■ Requirement
Lines containing the string "Windows" are to be counted; report the total by itself.

==== Excerpted records ====

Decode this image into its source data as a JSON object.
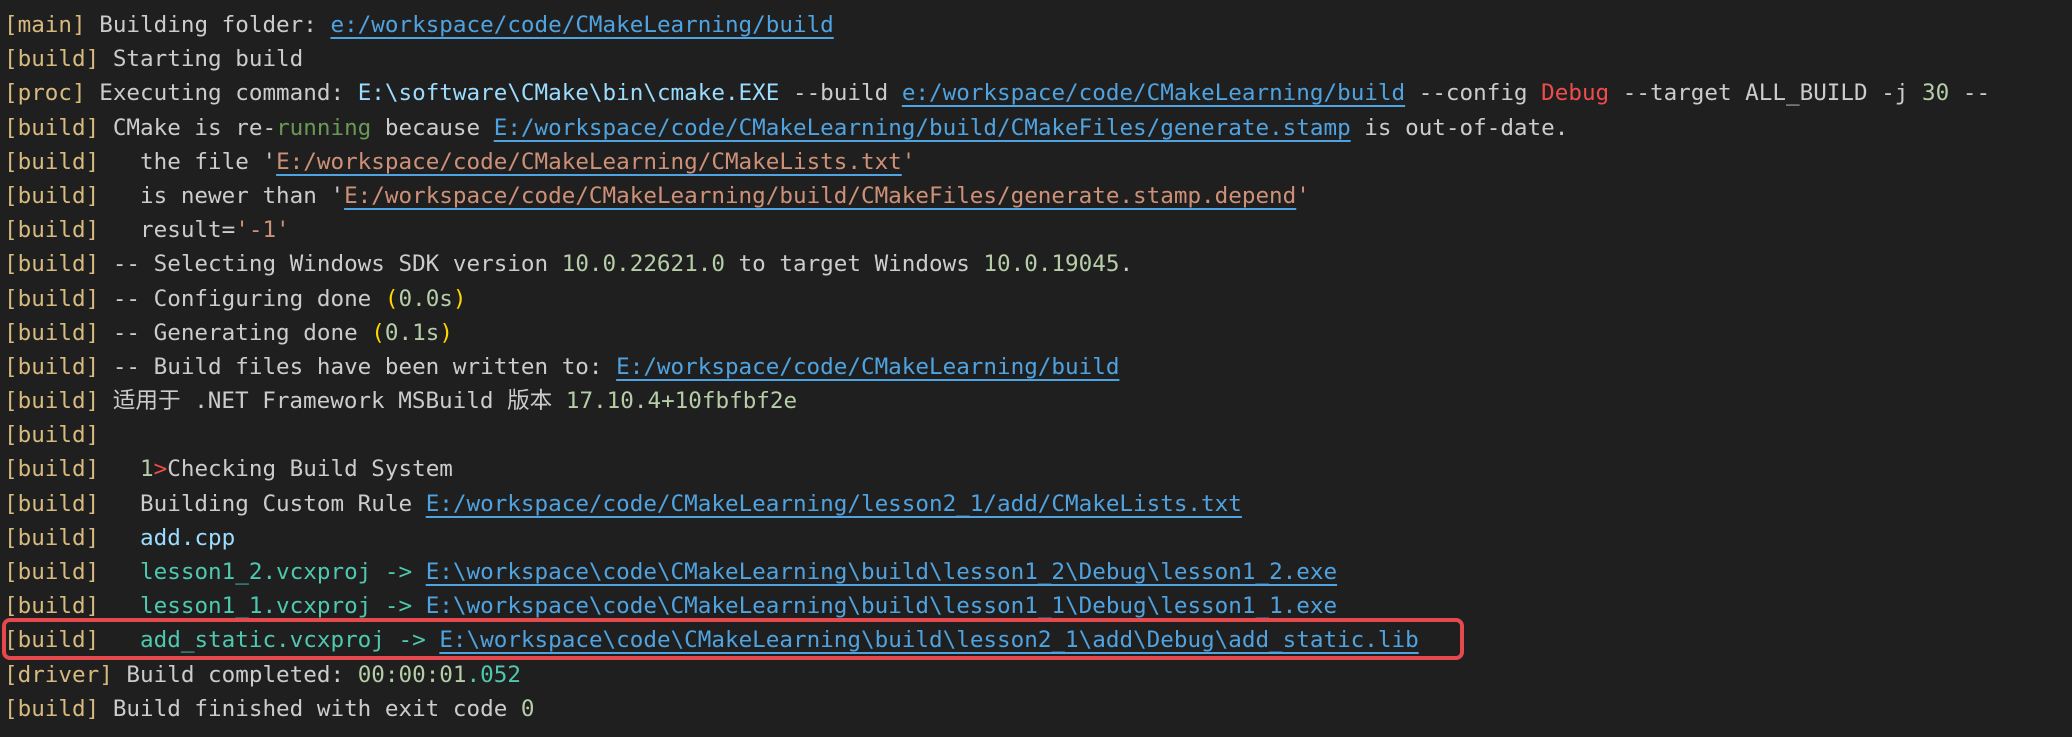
{
  "lines": [
    {
      "tag": "[main]",
      "text": " Building folder: ",
      "link": "e:/workspace/code/CMakeLearning/build"
    },
    {
      "tag": "[build]",
      "text": " Starting build"
    },
    {
      "tag": "[proc]",
      "text": " Executing command: ",
      "exe": "E:\\software\\CMake\\bin\\cmake.EXE",
      "mid": " --build ",
      "link": "e:/workspace/code/CMakeLearning/build",
      "cfg": " --config ",
      "debug": "Debug",
      "tail": " --target ALL_BUILD -j ",
      "jobs": "30",
      "end": " --"
    },
    {
      "tag": "[build]",
      "text1": " CMake is re-",
      "running": "running",
      "text2": " because ",
      "link": "E:/workspace/code/CMakeLearning/build/CMakeFiles/generate.stamp",
      "text3": " is out-of-date."
    },
    {
      "tag": "[build]",
      "text": "   the file '",
      "link": "E:/workspace/code/CMakeLearning/CMakeLists.txt",
      "end": "'"
    },
    {
      "tag": "[build]",
      "text": "   is newer than '",
      "link": "E:/workspace/code/CMakeLearning/build/CMakeFiles/generate.stamp.depend",
      "end": "'"
    },
    {
      "tag": "[build]",
      "text": "   result=",
      "val": "'-1'"
    },
    {
      "tag": "[build]",
      "text1": " -- Selecting Windows SDK version ",
      "v1": "10.0.22621.0",
      "text2": " to target Windows ",
      "v2": "10.0.19045",
      "text3": "."
    },
    {
      "tag": "[build]",
      "text": " -- Configuring done ",
      "p1": "(",
      "time": "0.0s",
      "p2": ")"
    },
    {
      "tag": "[build]",
      "text": " -- Generating done ",
      "p1": "(",
      "time": "0.1s",
      "p2": ")"
    },
    {
      "tag": "[build]",
      "text": " -- Build files have been written to: ",
      "link": "E:/workspace/code/CMakeLearning/build"
    },
    {
      "tag": "[build]",
      "text": " 适用于 .NET Framework MSBuild 版本 ",
      "ver": "17.10.4+10fbfbf2e"
    },
    {
      "tag": "[build]"
    },
    {
      "tag": "[build]",
      "indent": "   ",
      "num": "1",
      "arrow": ">",
      "text": "Checking Build System"
    },
    {
      "tag": "[build]",
      "text": "   Building Custom Rule ",
      "link": "E:/workspace/code/CMakeLearning/lesson2_1/add/CMakeLists.txt"
    },
    {
      "tag": "[build]",
      "indent": "   ",
      "file": "add.cpp"
    },
    {
      "tag": "[build]",
      "indent": "   ",
      "proj": "lesson1_2.vcxproj",
      "arrow": " -> ",
      "link": "E:\\workspace\\code\\CMakeLearning\\build\\lesson1_2\\Debug\\lesson1_2.exe"
    },
    {
      "tag": "[build]",
      "indent": "   ",
      "proj": "lesson1_1.vcxproj",
      "arrow": " -> ",
      "link": "E:\\workspace\\code\\CMakeLearning\\build\\lesson1_1\\Debug\\lesson1_1.exe"
    },
    {
      "tag": "[build]",
      "indent": "   ",
      "proj": "add_static.vcxproj",
      "arrow": " -> ",
      "link": "E:\\workspace\\code\\CMakeLearning\\build\\lesson2_1\\add\\Debug\\add_static.lib"
    },
    {
      "tag": "[driver]",
      "text": " Build completed: ",
      "t1": "00:00:01",
      "t2": ".052"
    },
    {
      "tag": "[build]",
      "text": " Build finished with exit code ",
      "code": "0"
    }
  ]
}
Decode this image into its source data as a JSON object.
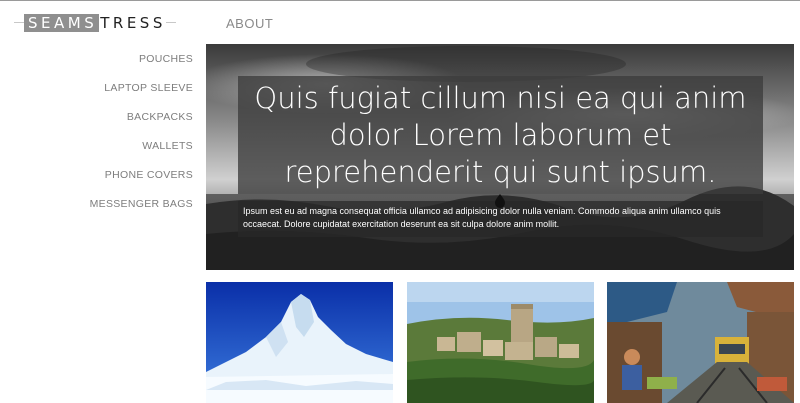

====

■ Solved problem
2